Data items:
..............................

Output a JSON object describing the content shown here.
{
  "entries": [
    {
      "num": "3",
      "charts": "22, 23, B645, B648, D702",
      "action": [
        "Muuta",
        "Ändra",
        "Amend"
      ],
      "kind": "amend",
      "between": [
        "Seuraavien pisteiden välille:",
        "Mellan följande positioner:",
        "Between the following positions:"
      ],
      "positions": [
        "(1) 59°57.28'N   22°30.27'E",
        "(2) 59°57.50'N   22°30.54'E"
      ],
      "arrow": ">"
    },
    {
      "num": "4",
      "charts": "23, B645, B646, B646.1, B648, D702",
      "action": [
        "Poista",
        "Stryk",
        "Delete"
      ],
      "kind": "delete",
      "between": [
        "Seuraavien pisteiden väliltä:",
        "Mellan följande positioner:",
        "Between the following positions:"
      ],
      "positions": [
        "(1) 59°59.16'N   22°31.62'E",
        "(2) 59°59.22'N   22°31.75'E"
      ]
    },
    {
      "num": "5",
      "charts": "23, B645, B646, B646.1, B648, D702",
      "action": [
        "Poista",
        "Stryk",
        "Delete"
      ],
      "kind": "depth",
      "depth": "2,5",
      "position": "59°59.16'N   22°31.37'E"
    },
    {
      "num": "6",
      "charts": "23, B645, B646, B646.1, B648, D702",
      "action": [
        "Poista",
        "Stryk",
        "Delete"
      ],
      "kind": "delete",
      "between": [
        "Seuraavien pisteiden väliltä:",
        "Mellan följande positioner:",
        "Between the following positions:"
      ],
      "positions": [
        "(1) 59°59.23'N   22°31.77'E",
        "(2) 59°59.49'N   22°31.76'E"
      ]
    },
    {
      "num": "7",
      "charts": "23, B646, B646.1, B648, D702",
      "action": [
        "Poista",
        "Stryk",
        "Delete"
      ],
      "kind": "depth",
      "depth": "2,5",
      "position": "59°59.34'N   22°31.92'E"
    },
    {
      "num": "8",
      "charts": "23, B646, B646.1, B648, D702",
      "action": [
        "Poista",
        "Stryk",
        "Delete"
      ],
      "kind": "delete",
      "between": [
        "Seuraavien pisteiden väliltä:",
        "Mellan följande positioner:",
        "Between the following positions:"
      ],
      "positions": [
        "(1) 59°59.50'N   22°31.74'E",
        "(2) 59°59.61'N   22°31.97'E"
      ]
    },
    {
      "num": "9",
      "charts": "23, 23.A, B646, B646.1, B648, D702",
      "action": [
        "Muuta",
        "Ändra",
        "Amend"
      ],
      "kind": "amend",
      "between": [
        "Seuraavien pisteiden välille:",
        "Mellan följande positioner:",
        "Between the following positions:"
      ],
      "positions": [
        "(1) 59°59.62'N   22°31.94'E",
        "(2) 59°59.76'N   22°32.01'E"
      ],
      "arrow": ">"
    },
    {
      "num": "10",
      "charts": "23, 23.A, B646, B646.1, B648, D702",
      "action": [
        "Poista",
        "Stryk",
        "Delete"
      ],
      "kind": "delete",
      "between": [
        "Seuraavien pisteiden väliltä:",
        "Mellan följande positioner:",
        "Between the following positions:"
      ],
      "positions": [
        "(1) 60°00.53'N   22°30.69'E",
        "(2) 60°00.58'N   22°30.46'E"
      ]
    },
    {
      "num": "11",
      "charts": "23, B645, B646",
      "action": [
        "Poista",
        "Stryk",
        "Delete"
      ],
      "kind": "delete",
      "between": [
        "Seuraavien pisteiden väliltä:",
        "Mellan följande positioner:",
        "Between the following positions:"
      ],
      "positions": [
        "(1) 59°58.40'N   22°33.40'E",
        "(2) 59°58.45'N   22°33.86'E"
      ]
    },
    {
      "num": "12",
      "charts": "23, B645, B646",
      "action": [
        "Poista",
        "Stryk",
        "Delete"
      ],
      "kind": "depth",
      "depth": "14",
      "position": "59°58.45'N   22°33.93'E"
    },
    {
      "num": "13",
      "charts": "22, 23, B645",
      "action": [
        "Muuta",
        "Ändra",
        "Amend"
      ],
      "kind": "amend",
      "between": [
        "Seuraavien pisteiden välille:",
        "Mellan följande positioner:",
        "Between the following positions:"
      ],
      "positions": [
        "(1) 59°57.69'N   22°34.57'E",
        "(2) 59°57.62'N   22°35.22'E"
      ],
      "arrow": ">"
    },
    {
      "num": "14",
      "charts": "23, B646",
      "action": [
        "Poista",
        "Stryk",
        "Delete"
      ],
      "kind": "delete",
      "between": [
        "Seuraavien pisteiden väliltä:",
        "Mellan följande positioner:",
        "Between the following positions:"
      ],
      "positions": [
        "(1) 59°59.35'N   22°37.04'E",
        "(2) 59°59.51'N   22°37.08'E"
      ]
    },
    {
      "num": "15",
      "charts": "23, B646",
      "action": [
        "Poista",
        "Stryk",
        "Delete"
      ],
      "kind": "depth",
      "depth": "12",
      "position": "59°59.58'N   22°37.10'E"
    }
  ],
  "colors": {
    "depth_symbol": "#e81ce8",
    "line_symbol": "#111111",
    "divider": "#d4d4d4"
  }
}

..............................

=== Work to be completed ===
All of the material above needs to be copied exactly.

=== Response to this exercise ===
Output a JSON object describing the content shown here.
{
  "entries": [
    {
      "num": "3",
      "charts": "22, 23, B645, B648, D702",
      "action": [
        "Muuta",
        "Ändra",
        "Amend"
      ],
      "kind": "amend",
      "between": [
        "Seuraavien pisteiden välille:",
        "Mellan följande positioner:",
        "Between the following positions:"
      ],
      "positions": [
        "(1) 59°57.28'N   22°30.27'E",
        "(2) 59°57.50'N   22°30.54'E"
      ],
      "arrow": ">"
    },
    {
      "num": "4",
      "charts": "23, B645, B646, B646.1, B648, D702",
      "action": [
        "Poista",
        "Stryk",
        "Delete"
      ],
      "kind": "delete",
      "between": [
        "Seuraavien pisteiden väliltä:",
        "Mellan följande positioner:",
        "Between the following positions:"
      ],
      "positions": [
        "(1) 59°59.16'N   22°31.62'E",
        "(2) 59°59.22'N   22°31.75'E"
      ]
    },
    {
      "num": "5",
      "charts": "23, B645, B646, B646.1, B648, D702",
      "action": [
        "Poista",
        "Stryk",
        "Delete"
      ],
      "kind": "depth",
      "depth": "2,5",
      "position": "59°59.16'N   22°31.37'E"
    },
    {
      "num": "6",
      "charts": "23, B645, B646, B646.1, B648, D702",
      "action": [
        "Poista",
        "Stryk",
        "Delete"
      ],
      "kind": "delete",
      "between": [
        "Seuraavien pisteiden väliltä:",
        "Mellan följande positioner:",
        "Between the following positions:"
      ],
      "positions": [
        "(1) 59°59.23'N   22°31.77'E",
        "(2) 59°59.49'N   22°31.76'E"
      ]
    },
    {
      "num": "7",
      "charts": "23, B646, B646.1, B648, D702",
      "action": [
        "Poista",
        "Stryk",
        "Delete"
      ],
      "kind": "depth",
      "depth": "2,5",
      "position": "59°59.34'N   22°31.92'E"
    },
    {
      "num": "8",
      "charts": "23, B646, B646.1, B648, D702",
      "action": [
        "Poista",
        "Stryk",
        "Delete"
      ],
      "kind": "delete",
      "between": [
        "Seuraavien pisteiden väliltä:",
        "Mellan följande positioner:",
        "Between the following positions:"
      ],
      "positions": [
        "(1) 59°59.50'N   22°31.74'E",
        "(2) 59°59.61'N   22°31.97'E"
      ]
    },
    {
      "num": "9",
      "charts": "23, 23.A, B646, B646.1, B648, D702",
      "action": [
        "Muuta",
        "Ändra",
        "Amend"
      ],
      "kind": "amend",
      "between": [
        "Seuraavien pisteiden välille:",
        "Mellan följande positioner:",
        "Between the following positions:"
      ],
      "positions": [
        "(1) 59°59.62'N   22°31.94'E",
        "(2) 59°59.76'N   22°32.01'E"
      ],
      "arrow": ">"
    },
    {
      "num": "10",
      "charts": "23, 23.A, B646, B646.1, B648, D702",
      "action": [
        "Poista",
        "Stryk",
        "Delete"
      ],
      "kind": "delete",
      "between": [
        "Seuraavien pisteiden väliltä:",
        "Mellan följande positioner:",
        "Between the following positions:"
      ],
      "positions": [
        "(1) 60°00.53'N   22°30.69'E",
        "(2) 60°00.58'N   22°30.46'E"
      ]
    },
    {
      "num": "11",
      "charts": "23, B645, B646",
      "action": [
        "Poista",
        "Stryk",
        "Delete"
      ],
      "kind": "delete",
      "between": [
        "Seuraavien pisteiden väliltä:",
        "Mellan följande positioner:",
        "Between the following positions:"
      ],
      "positions": [
        "(1) 59°58.40'N   22°33.40'E",
        "(2) 59°58.45'N   22°33.86'E"
      ]
    },
    {
      "num": "12",
      "charts": "23, B645, B646",
      "action": [
        "Poista",
        "Stryk",
        "Delete"
      ],
      "kind": "depth",
      "depth": "14",
      "position": "59°58.45'N   22°33.93'E"
    },
    {
      "num": "13",
      "charts": "22, 23, B645",
      "action": [
        "Muuta",
        "Ändra",
        "Amend"
      ],
      "kind": "amend",
      "between": [
        "Seuraavien pisteiden välille:",
        "Mellan följande positioner:",
        "Between the following positions:"
      ],
      "positions": [
        "(1) 59°57.69'N   22°34.57'E",
        "(2) 59°57.62'N   22°35.22'E"
      ],
      "arrow": ">"
    },
    {
      "num": "14",
      "charts": "23, B646",
      "action": [
        "Poista",
        "Stryk",
        "Delete"
      ],
      "kind": "delete",
      "between": [
        "Seuraavien pisteiden väliltä:",
        "Mellan följande positioner:",
        "Between the following positions:"
      ],
      "positions": [
        "(1) 59°59.35'N   22°37.04'E",
        "(2) 59°59.51'N   22°37.08'E"
      ]
    },
    {
      "num": "15",
      "charts": "23, B646",
      "action": [
        "Poista",
        "Stryk",
        "Delete"
      ],
      "kind": "depth",
      "depth": "12",
      "position": "59°59.58'N   22°37.10'E"
    }
  ],
  "colors": {
    "depth_symbol": "#e81ce8",
    "line_symbol": "#111111",
    "divider": "#d4d4d4"
  }
}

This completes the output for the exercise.